[SUPPLIED RECORDS Boundary: Start]

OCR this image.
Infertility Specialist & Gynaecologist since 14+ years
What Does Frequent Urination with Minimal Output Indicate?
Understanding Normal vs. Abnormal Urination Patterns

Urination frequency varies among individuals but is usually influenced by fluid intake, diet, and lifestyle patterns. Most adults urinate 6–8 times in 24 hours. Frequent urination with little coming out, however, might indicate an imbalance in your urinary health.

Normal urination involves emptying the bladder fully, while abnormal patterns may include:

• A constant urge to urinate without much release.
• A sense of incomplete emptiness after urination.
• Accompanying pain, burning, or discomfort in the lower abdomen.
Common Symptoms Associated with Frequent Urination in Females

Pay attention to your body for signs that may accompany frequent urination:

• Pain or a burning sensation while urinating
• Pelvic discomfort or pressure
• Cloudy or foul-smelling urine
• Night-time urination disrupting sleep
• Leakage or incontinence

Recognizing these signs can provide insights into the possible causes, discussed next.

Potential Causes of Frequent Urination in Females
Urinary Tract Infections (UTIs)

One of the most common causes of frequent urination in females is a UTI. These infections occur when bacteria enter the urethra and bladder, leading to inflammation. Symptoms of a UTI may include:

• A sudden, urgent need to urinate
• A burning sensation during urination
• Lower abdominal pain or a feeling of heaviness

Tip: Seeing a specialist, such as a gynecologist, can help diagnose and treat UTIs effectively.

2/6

[SUPPLIED RECORDS Boundary: End]

• **EXERCISE DETAILS**: Scan the material above for the string "urinate", returning each line that contains it.

• **FINAL ANSWER**:
Urination frequency varies among individuals but is usually influenced by fluid intake, diet, and lifestyle patterns. Most adults urinate 6–8 times in 24 hours. Frequent urination with little coming out, however, might indicate an imbalance in your urinary health.
• A constant urge to urinate without much release.
• A sudden, urgent need to urinate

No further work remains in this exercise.